Find "Extract all readable text from this page." in the material, then return exactly the line containing it and all lines after it to the end, leaving out pictures.

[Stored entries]
— BEGIN —
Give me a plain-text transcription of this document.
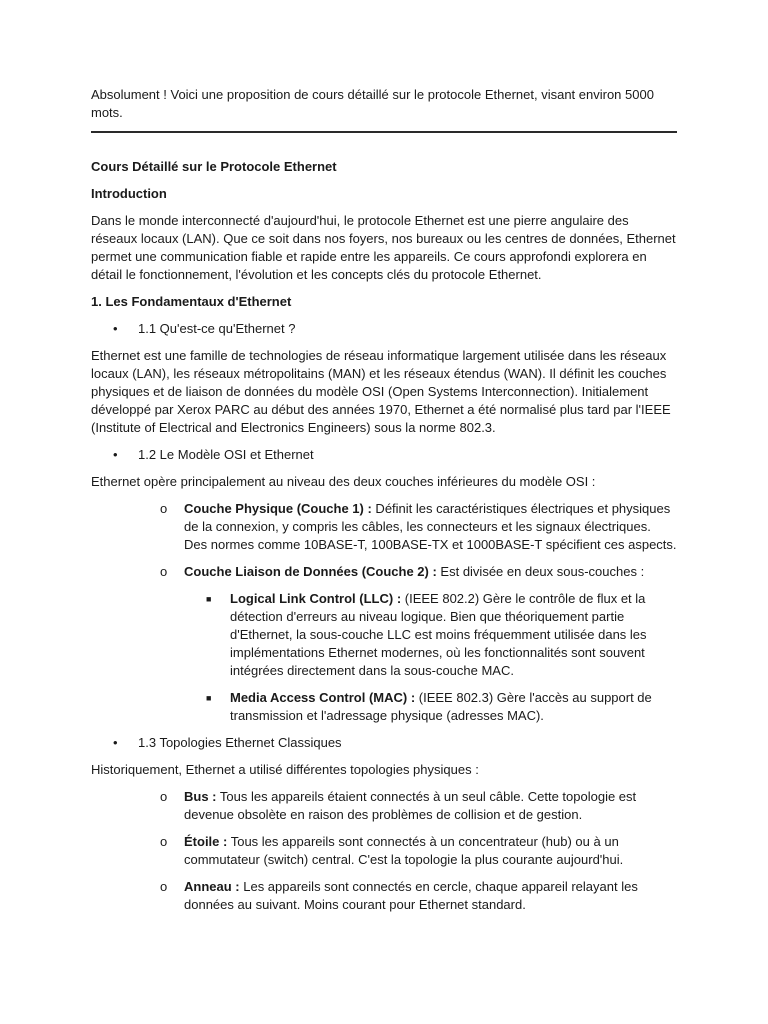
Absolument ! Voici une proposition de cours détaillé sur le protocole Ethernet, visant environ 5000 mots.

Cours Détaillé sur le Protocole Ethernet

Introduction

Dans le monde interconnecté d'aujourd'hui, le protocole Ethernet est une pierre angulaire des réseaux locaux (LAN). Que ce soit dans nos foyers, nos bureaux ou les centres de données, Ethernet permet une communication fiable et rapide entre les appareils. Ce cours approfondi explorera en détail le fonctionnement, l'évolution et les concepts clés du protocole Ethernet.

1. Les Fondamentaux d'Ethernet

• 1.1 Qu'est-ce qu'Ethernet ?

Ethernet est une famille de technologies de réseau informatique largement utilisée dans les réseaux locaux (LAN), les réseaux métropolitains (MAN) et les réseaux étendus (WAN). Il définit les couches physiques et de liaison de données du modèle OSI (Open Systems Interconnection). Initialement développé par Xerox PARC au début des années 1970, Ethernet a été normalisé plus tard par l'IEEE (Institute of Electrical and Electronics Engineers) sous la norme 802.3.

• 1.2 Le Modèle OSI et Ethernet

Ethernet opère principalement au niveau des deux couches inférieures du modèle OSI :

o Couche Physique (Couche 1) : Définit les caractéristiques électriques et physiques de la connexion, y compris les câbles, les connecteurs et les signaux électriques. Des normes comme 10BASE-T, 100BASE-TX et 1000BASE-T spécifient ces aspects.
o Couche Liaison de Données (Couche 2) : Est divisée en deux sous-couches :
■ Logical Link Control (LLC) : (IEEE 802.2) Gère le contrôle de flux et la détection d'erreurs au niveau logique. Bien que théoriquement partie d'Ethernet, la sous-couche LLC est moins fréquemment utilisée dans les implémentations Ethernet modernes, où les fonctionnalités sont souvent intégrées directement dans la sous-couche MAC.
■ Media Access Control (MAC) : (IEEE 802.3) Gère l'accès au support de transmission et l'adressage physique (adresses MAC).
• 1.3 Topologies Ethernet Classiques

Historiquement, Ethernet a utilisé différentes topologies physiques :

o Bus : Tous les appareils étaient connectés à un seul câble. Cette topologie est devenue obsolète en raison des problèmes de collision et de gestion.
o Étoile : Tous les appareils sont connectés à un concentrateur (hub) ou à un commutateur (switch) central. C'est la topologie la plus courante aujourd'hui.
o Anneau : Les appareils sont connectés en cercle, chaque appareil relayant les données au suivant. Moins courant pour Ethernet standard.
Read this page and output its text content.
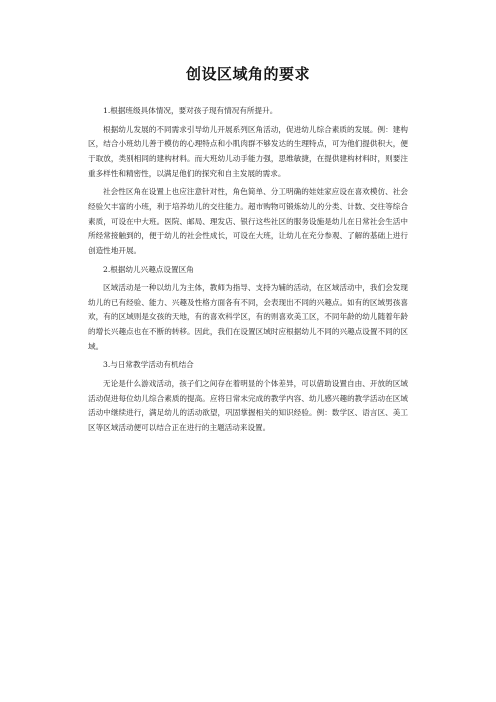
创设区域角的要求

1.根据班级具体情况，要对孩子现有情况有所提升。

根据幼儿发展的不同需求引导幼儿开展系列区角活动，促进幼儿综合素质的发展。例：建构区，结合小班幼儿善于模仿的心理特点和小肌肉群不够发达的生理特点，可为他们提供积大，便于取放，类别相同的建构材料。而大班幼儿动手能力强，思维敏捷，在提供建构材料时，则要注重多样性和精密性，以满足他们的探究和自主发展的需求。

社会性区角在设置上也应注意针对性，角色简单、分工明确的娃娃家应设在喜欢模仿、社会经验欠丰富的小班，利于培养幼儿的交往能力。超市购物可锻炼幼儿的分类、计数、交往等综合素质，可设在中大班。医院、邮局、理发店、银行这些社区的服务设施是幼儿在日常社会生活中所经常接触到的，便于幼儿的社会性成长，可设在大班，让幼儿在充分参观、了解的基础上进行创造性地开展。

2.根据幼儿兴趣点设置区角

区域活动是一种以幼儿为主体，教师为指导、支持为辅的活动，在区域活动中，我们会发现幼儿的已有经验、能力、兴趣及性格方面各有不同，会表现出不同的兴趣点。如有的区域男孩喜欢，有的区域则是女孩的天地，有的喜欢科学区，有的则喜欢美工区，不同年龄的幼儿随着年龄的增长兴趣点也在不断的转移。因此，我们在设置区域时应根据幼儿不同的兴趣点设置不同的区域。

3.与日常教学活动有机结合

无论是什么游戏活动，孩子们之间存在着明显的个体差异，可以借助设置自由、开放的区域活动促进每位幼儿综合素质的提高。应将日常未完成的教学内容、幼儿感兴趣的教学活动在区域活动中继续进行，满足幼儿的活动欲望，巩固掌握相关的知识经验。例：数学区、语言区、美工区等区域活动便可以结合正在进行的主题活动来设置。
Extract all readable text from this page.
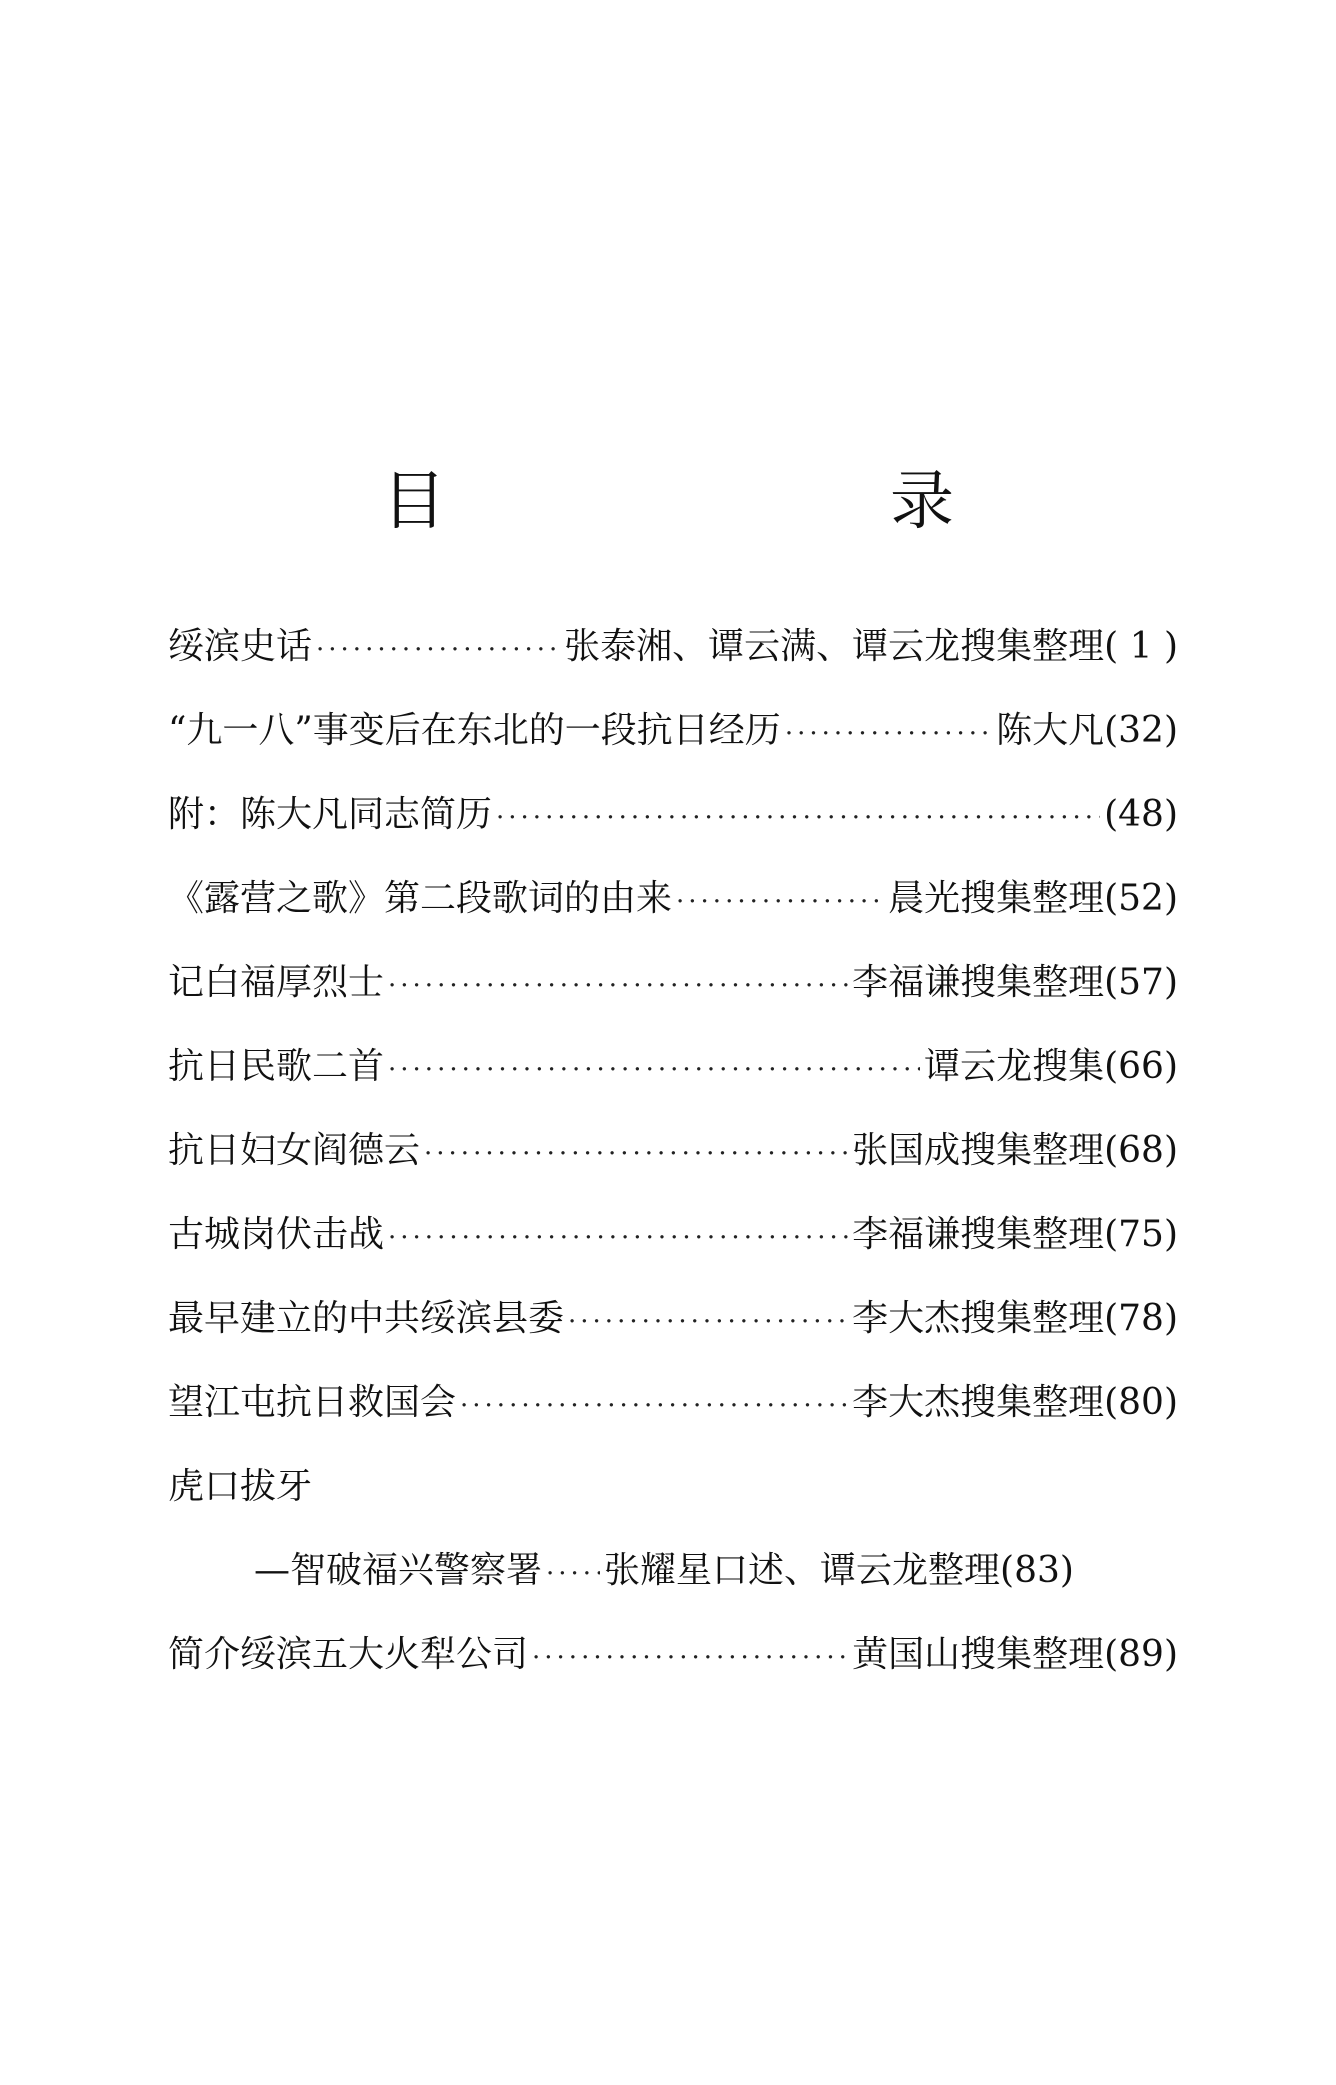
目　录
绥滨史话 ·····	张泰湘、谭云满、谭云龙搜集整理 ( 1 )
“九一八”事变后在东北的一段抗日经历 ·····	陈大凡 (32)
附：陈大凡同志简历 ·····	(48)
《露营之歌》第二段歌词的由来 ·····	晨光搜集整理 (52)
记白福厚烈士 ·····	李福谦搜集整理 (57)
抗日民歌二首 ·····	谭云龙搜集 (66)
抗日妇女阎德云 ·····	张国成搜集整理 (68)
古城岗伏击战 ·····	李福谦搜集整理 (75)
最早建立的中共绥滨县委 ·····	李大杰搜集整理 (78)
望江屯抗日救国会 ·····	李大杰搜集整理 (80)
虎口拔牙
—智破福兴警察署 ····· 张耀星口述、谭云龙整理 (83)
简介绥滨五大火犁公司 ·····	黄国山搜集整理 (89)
— END —
Full output:
Extract all readable text from this page.
目　录
绥滨史话 ·····	张泰湘、谭云满、谭云龙搜集整理 ( 1 )
“九一八”事变后在东北的一段抗日经历 ·····	陈大凡 (32)
附：陈大凡同志简历 ·····	(48)
《露营之歌》第二段歌词的由来 ·····	晨光搜集整理 (52)
记白福厚烈士 ·····	李福谦搜集整理 (57)
抗日民歌二首 ·····	谭云龙搜集 (66)
抗日妇女阎德云 ·····	张国成搜集整理 (68)
古城岗伏击战 ·····	李福谦搜集整理 (75)
最早建立的中共绥滨县委 ·····	李大杰搜集整理 (78)
望江屯抗日救国会 ·····	李大杰搜集整理 (80)
虎口拔牙
—智破福兴警察署 ····· 张耀星口述、谭云龙整理 (83)
简介绥滨五大火犁公司 ·····	黄国山搜集整理 (89)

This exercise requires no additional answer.